From the entries that follow, gather each line holding the word "JSON".

=====

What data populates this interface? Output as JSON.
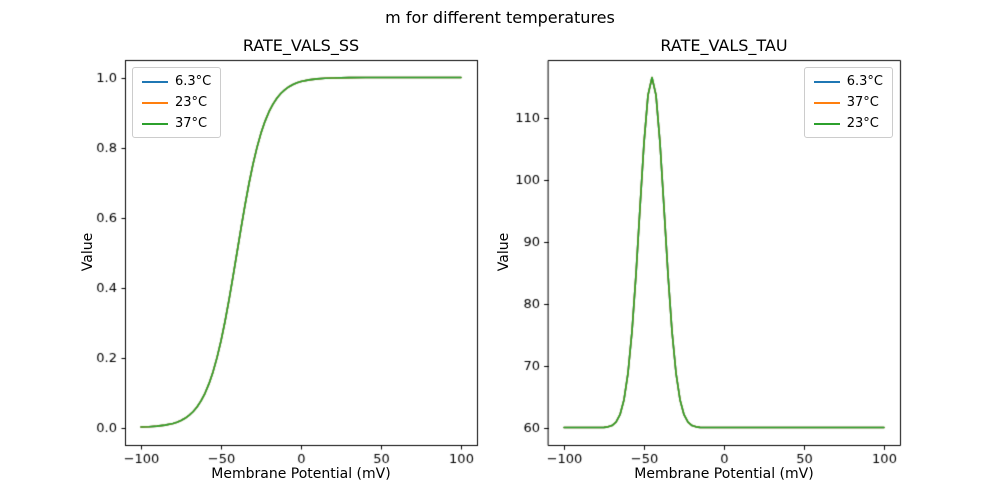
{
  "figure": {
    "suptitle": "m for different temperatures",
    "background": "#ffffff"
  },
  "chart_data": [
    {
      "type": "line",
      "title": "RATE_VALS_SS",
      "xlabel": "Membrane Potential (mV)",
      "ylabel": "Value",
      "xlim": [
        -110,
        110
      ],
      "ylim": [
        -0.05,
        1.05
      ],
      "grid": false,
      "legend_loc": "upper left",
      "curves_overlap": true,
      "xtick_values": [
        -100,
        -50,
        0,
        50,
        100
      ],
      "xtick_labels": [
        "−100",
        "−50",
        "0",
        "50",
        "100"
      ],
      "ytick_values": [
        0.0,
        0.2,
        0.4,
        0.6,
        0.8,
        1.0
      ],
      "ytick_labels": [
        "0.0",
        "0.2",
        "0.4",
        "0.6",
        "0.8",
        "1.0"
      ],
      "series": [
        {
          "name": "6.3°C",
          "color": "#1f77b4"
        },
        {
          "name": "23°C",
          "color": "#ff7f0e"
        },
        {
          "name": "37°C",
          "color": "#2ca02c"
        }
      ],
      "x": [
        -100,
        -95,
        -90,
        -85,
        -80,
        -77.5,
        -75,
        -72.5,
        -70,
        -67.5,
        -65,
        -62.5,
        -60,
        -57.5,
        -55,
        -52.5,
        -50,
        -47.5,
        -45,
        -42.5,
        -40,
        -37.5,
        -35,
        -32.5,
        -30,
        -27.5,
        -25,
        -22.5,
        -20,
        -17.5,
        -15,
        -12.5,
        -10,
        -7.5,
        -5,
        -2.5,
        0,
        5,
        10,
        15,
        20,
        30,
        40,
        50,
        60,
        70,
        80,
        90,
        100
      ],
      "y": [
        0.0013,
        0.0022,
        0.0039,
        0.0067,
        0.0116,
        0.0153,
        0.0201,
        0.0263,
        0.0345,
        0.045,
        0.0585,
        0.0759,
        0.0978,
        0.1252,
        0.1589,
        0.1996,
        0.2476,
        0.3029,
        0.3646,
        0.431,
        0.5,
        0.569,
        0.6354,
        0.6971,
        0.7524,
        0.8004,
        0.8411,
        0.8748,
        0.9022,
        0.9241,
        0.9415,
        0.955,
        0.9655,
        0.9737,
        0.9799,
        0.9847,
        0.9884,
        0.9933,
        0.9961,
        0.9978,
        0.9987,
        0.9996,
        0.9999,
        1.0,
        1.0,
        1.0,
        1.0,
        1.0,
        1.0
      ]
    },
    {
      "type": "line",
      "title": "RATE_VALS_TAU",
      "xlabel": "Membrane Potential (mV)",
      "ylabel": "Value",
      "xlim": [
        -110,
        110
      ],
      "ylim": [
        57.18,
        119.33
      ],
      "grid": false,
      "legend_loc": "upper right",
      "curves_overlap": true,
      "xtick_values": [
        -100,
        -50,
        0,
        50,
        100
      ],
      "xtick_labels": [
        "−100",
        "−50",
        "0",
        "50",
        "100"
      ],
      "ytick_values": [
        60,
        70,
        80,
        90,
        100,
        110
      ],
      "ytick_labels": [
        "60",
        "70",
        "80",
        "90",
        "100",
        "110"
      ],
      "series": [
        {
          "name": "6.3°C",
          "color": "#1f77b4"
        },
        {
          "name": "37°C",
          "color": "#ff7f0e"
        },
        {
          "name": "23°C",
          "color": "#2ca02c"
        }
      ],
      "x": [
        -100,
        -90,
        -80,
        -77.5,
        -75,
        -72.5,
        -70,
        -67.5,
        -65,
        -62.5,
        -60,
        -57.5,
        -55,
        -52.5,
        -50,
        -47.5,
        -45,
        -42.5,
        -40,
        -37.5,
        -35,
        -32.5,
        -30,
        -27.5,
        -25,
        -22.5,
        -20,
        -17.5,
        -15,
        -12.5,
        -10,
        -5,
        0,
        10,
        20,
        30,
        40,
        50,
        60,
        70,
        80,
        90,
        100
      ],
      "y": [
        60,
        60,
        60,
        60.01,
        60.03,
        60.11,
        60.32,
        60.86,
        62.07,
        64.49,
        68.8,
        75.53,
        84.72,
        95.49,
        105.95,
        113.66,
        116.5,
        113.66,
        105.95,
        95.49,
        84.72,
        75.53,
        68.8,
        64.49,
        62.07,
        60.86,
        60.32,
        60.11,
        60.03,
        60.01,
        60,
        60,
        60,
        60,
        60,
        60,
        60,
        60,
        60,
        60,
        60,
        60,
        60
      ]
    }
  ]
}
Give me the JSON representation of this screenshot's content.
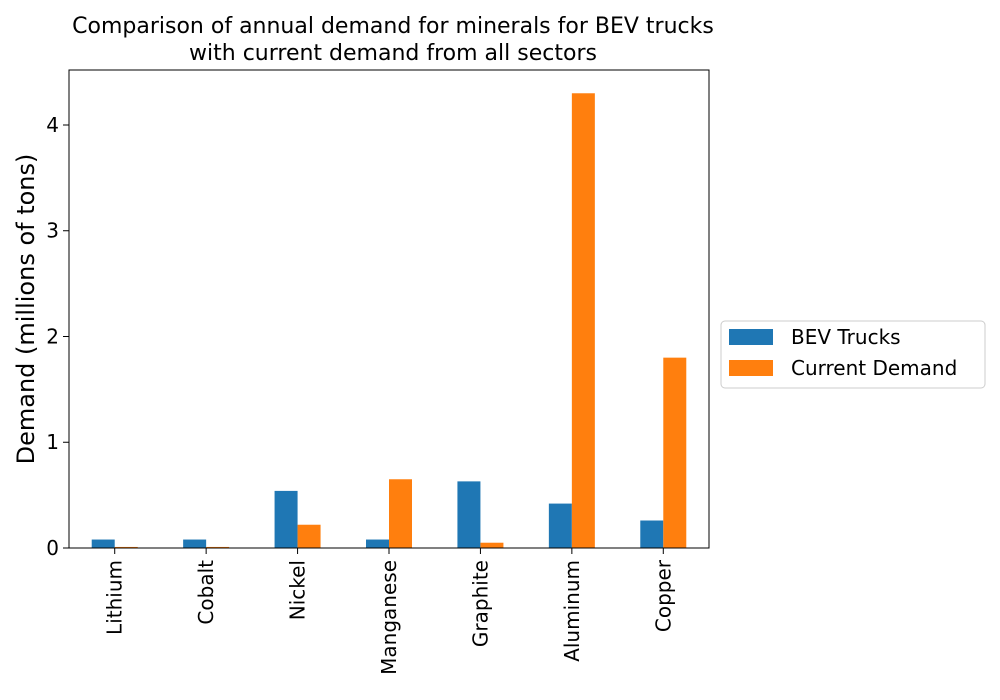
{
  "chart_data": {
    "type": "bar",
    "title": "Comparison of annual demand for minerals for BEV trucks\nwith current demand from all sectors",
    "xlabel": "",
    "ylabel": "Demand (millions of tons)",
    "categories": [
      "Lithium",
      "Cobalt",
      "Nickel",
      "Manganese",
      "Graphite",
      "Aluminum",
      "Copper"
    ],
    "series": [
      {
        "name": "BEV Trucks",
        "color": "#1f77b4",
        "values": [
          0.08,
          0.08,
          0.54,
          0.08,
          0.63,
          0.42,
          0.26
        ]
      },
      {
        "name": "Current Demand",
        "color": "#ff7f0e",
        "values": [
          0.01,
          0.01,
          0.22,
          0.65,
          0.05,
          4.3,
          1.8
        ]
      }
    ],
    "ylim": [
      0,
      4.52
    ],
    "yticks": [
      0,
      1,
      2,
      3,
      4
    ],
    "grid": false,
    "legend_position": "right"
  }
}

=====

Exercise answer:
What data populates this interface? Output as JSON.
Give me the JSON representation of this screenshot's content.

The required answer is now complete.